== PAGE TEXT ==

Last night, I downloaded the entire Wicker Park soundtrack upon watching the movie again and I love it. I swear, it's music for the soul. When I listen to it, I just feel like lying down with my eyes closed, and the thoughts naturally come and go.

Here's my favourite few from the compilation:

Stereophonics: Maybe Tomorrow
Mazzy Star: Flowers in December (If I'm not mistaken, their vocalist is Corrine Bailey Rae, who sings 'Another Rainy Day'. Either that or their voices are way similar!)
Coldplay: The Scientist (because I don't like the cover version included in the album)

Haunting Instrumentals:

Mum: We All Have A Map of The Piano
Mogwai: I Know You Are But What Am I

Different Vocals:

+/-: All I Do
Aqualung: Strange and Beautiful (also listen to their 'Take Me Home')

And the other tracks I find amazing:

Lifehouse: Everybody is Someone
Snow Patrol: How To Be Dead

The whole album is a great listen, so try to get it and listen in sequence. As you relax to it, I recommend you read this: Fix You, by Otto. Despairingly beautiful. The ultimate touch is the last part of the post; even if you already know it, read it.

I hope I can make Food For Soul entries weekly. Some of you might think it's just a flashy name for my emo words, but just remember that what feeds my soul might be entirely different from what feeds yours.

===

→ **SET PROBLEM A**: Duplicate the part of the soundtrack post that opens with the words containing "Last night, I" and closes with "come and go.".
→ **SET PROBLEM B**:
Answer these questions from the soundtrack post, one per line:
(i) Which Stereophonics song is among the writer's favorites?
(ii) Which Mogwai track is listed under the haunting instrumentals?
(iii) What entries does the writer hope to make weekly?
The lines that come next have no connection to the soundtrack post.

== DATA EXCERPT ==

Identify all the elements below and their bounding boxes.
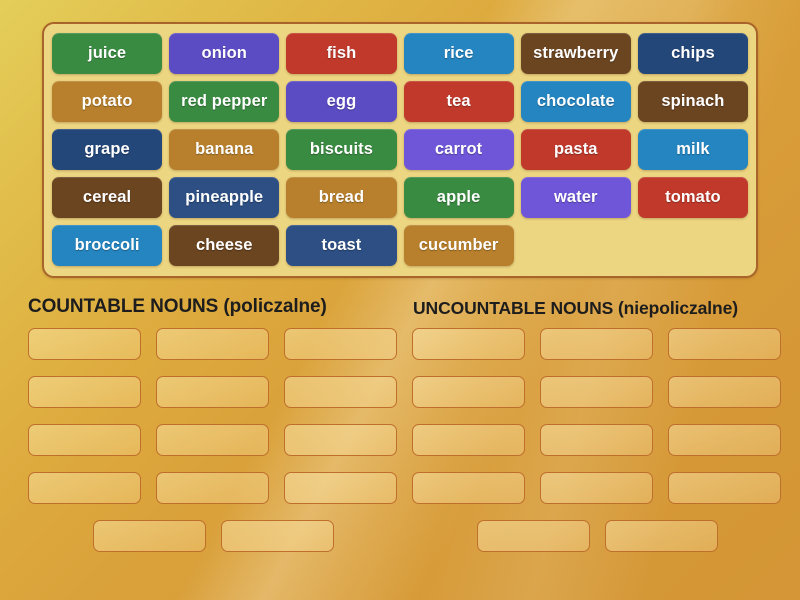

===

→ **RIGHT ANSWER A**:
Last night, I downloaded the entire Wicker Park soundtrack upon watching the movie again and I love it. I swear, it's music for the soul. When I listen to it, I just feel like lying down with my eyes closed, and the thoughts naturally come and go.

→ **RIGHT ANSWER B**:
(i) Maybe Tomorrow
(ii) I Know You Are But What Am I
(iii) Food For Soul entries